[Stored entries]
--- Begin ---

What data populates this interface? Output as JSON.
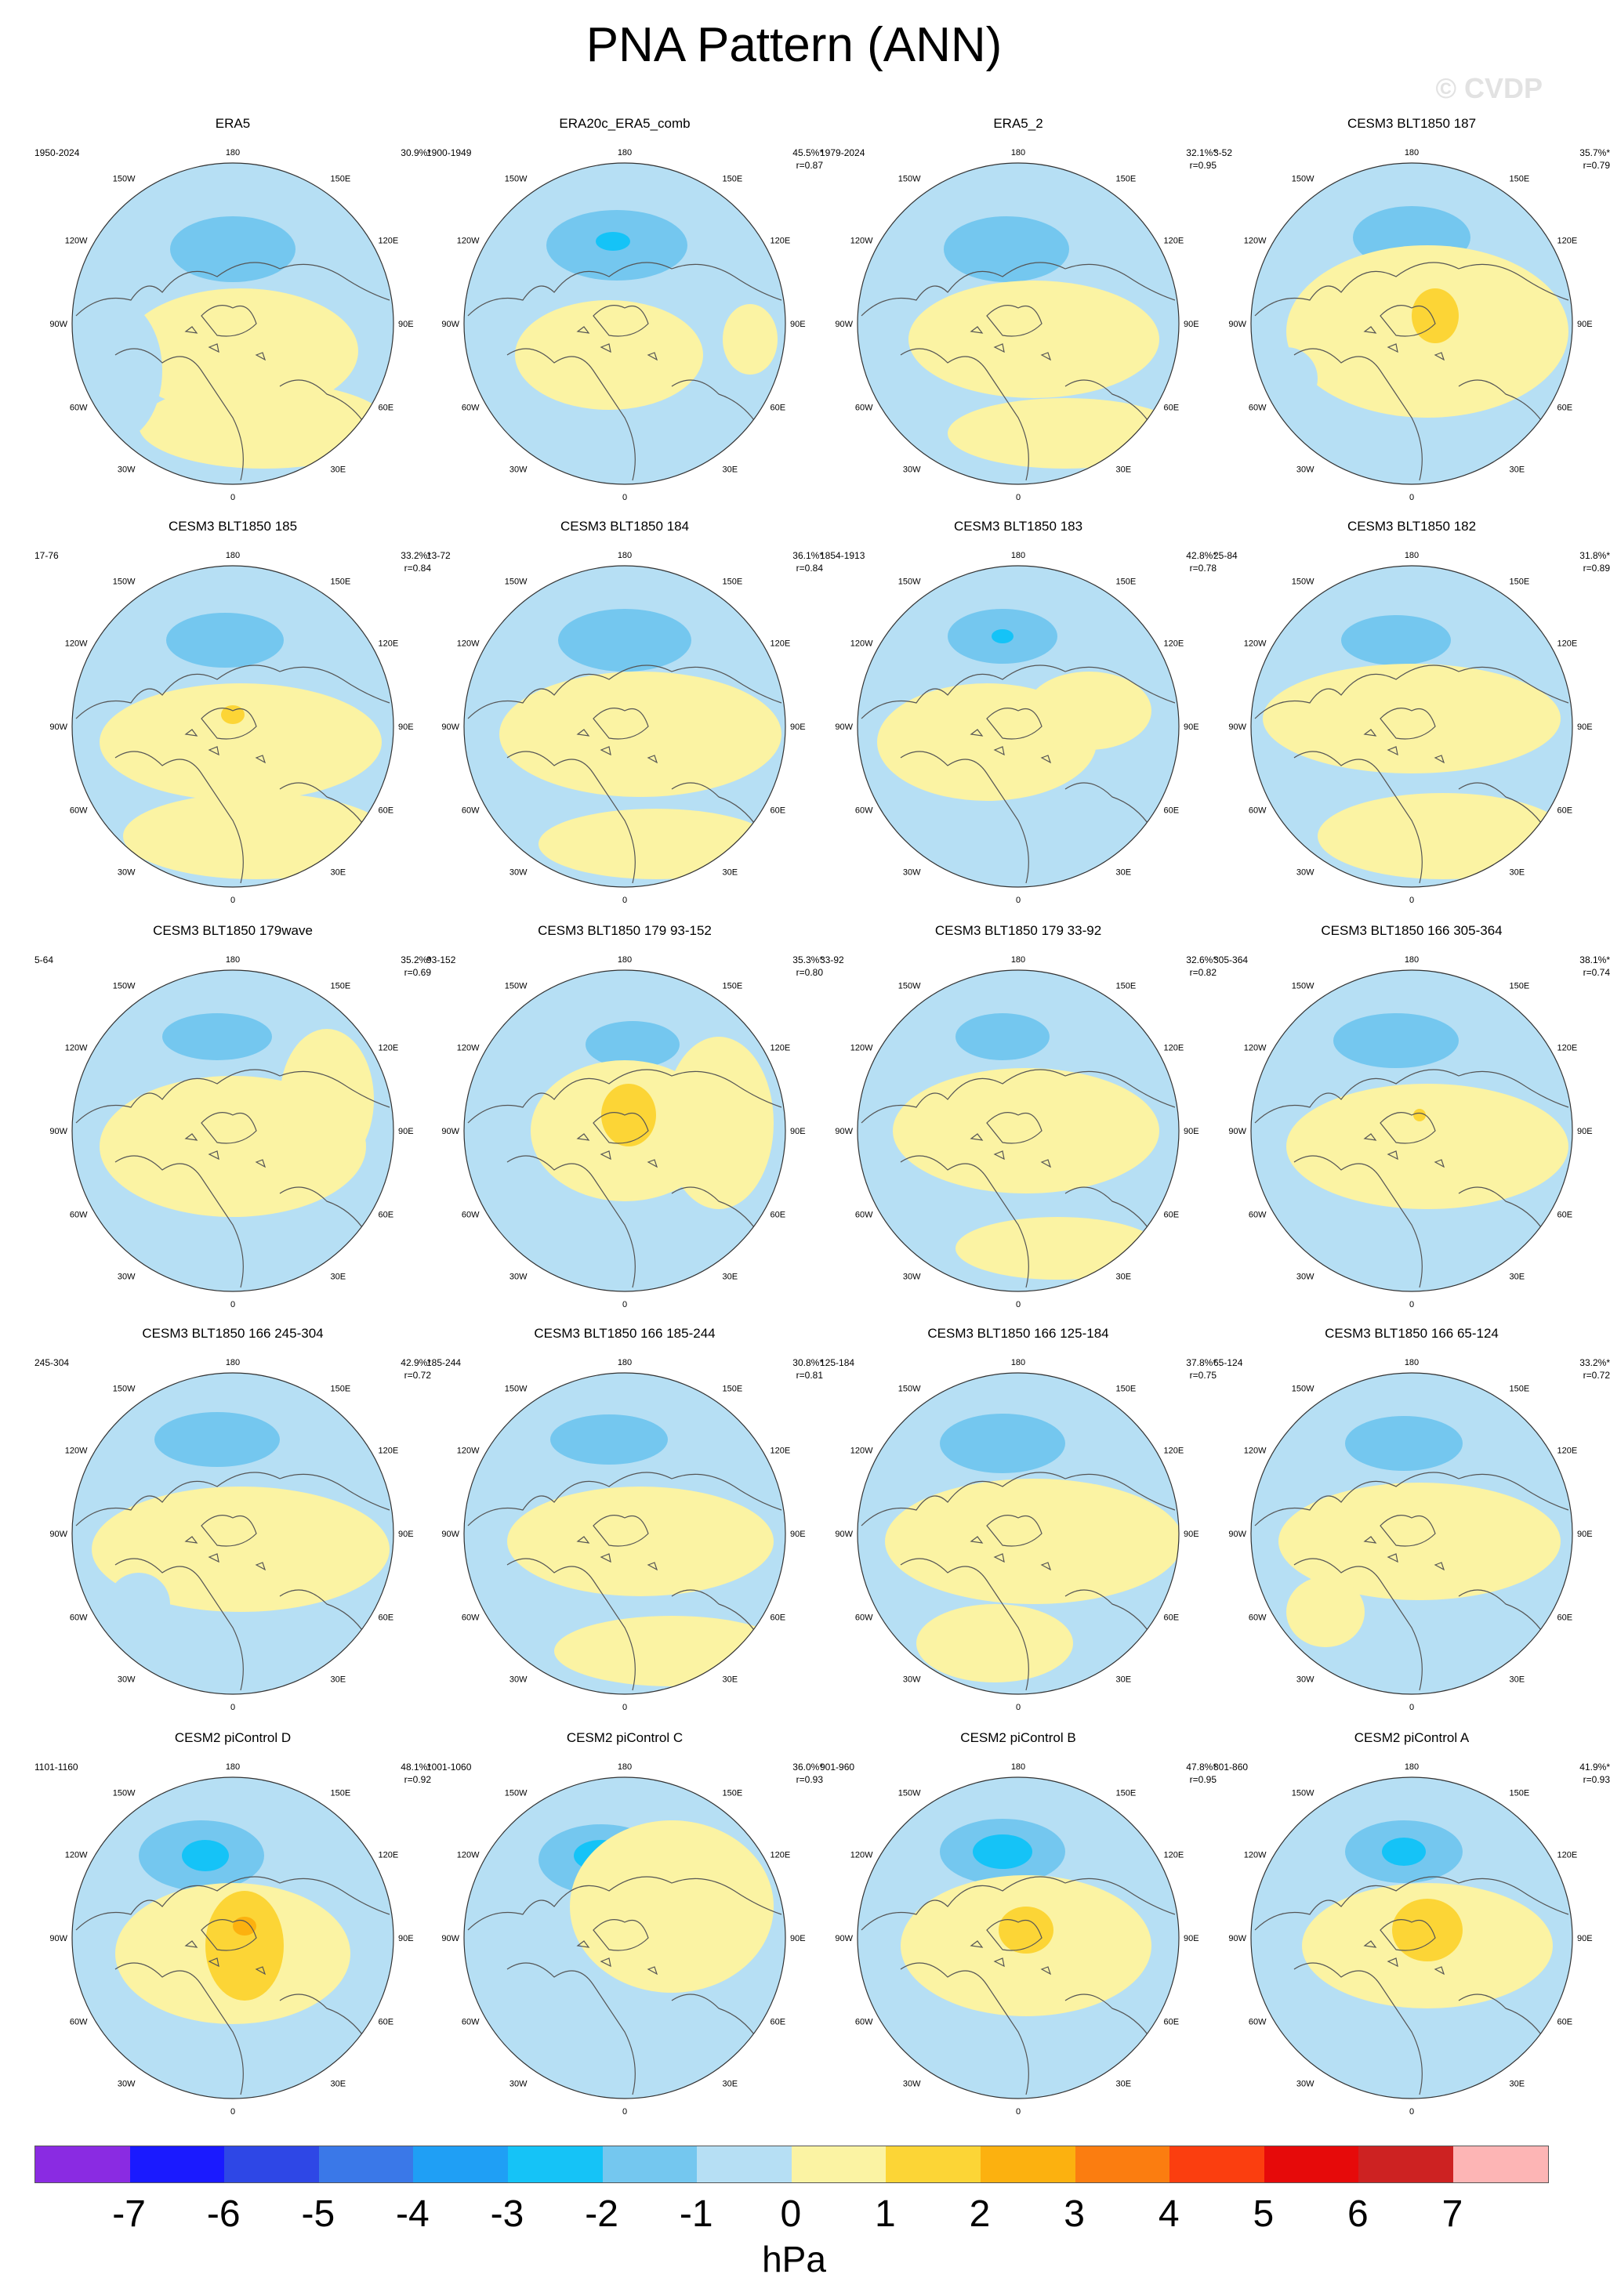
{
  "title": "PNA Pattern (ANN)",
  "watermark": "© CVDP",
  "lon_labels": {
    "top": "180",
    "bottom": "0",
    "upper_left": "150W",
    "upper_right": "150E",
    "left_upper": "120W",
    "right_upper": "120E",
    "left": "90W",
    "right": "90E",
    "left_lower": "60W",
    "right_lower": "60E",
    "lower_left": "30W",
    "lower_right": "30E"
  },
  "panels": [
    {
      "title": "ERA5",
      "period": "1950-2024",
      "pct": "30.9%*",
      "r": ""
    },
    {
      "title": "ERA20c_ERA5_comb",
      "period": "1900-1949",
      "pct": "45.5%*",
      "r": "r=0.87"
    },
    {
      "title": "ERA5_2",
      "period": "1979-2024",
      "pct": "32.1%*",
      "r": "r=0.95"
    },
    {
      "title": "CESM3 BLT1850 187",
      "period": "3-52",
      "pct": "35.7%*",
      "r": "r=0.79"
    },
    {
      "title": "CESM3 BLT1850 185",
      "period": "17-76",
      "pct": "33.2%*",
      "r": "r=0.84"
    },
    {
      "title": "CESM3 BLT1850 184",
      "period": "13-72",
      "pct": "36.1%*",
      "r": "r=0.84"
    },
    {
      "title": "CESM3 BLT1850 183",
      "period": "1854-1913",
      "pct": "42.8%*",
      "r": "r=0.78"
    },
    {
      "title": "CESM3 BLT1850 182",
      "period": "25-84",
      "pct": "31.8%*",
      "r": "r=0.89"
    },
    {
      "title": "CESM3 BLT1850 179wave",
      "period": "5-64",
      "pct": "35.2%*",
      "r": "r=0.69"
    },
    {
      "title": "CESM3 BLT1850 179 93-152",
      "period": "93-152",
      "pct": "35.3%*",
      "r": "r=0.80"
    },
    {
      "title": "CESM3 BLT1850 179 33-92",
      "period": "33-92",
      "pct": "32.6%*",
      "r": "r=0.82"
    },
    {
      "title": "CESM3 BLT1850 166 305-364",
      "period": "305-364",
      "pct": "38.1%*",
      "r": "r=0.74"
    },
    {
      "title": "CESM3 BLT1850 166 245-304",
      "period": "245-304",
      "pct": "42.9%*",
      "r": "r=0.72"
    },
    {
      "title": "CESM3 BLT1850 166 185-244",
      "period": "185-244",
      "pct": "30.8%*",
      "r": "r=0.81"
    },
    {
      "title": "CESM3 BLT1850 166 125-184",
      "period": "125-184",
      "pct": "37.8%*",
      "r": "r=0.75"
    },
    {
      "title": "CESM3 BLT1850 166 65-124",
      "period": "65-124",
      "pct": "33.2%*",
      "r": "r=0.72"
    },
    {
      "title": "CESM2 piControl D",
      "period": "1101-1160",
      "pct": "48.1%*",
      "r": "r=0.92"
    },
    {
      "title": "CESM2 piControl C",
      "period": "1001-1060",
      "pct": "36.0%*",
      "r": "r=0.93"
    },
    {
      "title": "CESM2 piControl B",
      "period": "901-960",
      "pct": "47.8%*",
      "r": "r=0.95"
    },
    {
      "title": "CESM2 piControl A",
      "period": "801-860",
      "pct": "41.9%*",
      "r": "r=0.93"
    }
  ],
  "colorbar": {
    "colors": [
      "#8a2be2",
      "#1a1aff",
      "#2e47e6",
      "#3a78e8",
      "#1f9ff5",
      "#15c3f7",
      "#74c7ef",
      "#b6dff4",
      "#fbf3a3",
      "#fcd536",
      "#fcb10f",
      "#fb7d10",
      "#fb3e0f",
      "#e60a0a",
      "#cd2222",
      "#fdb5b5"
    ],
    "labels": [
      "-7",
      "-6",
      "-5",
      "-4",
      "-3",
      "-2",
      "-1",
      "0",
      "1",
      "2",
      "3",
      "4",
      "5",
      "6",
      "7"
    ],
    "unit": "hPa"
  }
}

--- End ---

**EXERCISE TASK**
Using the records above, select and copy every line that has the word "piControl".

**ANSWER TO THIS EXERCISE**
      "title": "CESM2 piControl D",
      "title": "CESM2 piControl C",
      "title": "CESM2 piControl B",
      "title": "CESM2 piControl A",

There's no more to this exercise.